=== Given records ===

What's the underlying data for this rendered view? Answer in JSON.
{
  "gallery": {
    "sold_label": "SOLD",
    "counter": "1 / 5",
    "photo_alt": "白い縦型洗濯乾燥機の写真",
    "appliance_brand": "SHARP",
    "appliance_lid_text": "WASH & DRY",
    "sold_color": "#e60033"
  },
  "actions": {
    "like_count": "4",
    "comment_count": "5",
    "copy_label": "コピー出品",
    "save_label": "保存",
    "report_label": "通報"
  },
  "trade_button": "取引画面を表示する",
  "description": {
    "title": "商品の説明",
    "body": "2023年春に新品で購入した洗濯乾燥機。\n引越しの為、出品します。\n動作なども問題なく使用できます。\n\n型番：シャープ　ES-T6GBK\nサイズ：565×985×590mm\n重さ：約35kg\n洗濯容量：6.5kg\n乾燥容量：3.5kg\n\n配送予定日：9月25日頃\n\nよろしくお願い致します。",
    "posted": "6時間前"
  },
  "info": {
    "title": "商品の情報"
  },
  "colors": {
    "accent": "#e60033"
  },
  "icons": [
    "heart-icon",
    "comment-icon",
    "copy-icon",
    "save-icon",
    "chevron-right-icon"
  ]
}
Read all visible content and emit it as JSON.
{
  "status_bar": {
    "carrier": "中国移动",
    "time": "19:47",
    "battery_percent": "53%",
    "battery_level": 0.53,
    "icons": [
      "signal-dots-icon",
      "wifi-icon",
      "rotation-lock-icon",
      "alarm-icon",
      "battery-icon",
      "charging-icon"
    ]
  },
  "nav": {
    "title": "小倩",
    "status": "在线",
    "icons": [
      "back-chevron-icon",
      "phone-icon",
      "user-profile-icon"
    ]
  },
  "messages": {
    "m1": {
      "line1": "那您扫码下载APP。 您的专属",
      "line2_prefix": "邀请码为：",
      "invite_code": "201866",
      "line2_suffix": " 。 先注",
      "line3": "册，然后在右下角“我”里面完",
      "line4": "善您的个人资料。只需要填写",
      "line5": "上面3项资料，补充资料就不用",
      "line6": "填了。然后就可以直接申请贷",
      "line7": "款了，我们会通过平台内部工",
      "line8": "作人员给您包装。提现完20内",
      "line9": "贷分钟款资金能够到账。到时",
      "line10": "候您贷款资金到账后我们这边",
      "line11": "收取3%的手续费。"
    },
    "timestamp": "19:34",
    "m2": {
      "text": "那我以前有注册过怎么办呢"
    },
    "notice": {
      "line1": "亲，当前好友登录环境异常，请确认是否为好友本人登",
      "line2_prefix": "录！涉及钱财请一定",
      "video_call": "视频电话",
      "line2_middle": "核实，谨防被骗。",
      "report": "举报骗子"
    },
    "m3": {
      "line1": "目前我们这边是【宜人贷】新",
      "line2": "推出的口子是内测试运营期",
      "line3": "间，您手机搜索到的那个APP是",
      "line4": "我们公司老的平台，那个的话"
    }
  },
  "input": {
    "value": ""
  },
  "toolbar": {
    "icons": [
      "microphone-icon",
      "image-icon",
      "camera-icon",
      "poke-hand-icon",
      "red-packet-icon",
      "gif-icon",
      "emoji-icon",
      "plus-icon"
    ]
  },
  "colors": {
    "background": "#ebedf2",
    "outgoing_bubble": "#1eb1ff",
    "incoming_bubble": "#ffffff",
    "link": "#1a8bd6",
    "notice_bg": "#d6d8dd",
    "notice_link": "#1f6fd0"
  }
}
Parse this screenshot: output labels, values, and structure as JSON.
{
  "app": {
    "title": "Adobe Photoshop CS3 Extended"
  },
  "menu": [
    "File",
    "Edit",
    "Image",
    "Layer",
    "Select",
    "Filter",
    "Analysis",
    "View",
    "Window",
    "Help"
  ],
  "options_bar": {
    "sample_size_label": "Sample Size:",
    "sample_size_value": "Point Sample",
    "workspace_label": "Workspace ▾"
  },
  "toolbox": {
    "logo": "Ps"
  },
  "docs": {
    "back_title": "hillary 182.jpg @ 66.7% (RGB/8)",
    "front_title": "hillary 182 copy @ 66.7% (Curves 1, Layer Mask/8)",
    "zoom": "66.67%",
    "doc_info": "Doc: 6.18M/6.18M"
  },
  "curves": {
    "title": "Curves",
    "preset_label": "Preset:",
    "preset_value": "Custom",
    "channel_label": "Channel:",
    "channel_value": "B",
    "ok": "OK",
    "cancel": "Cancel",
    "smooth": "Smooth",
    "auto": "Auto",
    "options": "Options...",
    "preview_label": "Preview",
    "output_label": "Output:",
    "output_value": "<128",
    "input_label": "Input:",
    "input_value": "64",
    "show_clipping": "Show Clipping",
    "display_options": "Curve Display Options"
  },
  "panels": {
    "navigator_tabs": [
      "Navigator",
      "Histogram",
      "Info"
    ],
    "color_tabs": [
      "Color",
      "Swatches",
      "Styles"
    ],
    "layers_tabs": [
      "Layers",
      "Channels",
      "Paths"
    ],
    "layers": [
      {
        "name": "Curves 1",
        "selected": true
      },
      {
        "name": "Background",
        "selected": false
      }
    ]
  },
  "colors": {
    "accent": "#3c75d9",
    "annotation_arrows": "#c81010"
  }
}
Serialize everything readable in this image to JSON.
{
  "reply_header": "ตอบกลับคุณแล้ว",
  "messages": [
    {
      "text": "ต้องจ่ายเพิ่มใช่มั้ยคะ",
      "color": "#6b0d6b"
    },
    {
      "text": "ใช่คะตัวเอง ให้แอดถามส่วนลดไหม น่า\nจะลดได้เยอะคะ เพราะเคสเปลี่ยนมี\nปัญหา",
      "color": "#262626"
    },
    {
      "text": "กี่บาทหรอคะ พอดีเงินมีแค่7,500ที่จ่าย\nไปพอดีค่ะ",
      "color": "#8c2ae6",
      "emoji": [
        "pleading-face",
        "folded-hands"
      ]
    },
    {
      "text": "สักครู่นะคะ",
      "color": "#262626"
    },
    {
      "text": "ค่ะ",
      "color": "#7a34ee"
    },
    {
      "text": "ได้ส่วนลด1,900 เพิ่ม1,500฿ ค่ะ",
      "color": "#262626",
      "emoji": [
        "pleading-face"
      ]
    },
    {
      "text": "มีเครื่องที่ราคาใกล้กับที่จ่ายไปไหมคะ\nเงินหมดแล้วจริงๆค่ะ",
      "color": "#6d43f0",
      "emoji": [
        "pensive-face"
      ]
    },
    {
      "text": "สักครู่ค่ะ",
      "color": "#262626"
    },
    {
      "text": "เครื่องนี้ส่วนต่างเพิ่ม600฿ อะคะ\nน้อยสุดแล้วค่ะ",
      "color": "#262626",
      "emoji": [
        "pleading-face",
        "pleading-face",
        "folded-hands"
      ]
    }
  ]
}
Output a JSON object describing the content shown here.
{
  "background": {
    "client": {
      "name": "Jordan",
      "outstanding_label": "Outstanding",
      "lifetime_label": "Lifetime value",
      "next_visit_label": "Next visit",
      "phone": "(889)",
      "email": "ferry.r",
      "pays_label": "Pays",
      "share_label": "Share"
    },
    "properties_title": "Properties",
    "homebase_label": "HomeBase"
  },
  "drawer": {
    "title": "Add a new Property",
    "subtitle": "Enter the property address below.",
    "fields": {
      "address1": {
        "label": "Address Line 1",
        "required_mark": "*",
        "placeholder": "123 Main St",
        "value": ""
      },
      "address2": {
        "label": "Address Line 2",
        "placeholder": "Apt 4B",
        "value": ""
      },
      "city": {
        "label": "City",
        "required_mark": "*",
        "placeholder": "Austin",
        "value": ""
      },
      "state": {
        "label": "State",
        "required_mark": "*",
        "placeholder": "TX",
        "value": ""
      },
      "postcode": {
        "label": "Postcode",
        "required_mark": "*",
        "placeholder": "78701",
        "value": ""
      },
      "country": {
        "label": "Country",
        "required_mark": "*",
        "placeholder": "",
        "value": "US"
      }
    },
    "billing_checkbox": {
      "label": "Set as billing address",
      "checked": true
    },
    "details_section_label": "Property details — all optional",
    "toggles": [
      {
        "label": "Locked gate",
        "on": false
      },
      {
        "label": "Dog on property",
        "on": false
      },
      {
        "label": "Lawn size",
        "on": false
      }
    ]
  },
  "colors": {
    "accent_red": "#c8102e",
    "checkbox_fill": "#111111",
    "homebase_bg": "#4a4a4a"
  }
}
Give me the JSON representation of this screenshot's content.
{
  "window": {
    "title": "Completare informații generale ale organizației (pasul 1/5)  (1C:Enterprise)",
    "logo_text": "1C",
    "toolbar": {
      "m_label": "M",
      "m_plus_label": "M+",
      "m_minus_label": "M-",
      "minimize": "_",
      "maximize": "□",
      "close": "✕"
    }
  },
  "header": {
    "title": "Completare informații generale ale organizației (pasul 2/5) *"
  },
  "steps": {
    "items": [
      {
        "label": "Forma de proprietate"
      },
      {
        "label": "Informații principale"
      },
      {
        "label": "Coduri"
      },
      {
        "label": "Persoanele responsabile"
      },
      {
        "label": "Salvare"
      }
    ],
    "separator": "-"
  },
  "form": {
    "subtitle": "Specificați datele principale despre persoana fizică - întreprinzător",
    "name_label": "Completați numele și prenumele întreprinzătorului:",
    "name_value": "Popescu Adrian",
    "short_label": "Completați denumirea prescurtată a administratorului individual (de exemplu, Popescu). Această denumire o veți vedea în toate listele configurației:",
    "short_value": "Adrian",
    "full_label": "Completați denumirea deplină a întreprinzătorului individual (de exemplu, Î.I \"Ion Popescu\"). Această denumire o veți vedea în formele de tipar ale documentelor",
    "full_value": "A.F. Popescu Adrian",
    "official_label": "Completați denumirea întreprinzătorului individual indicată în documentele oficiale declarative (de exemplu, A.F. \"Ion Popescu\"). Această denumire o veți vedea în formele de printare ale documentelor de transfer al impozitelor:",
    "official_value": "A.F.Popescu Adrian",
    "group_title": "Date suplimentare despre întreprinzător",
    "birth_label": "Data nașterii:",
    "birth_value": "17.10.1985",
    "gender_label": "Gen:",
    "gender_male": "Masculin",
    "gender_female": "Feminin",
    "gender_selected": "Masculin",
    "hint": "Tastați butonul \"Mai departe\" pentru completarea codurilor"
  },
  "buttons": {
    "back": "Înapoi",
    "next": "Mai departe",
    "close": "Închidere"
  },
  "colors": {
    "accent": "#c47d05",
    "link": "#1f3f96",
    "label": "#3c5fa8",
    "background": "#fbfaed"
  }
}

===

*Short problem*.
Which lines hold the word "organizației"? Copy each of them from the records.

*Problem solution*.
    "title": "Completare informații generale ale organizației (pasul 1/5)  (1C:Enterprise)",
    "title": "Completare informații generale ale organizației (pasul 2/5) *"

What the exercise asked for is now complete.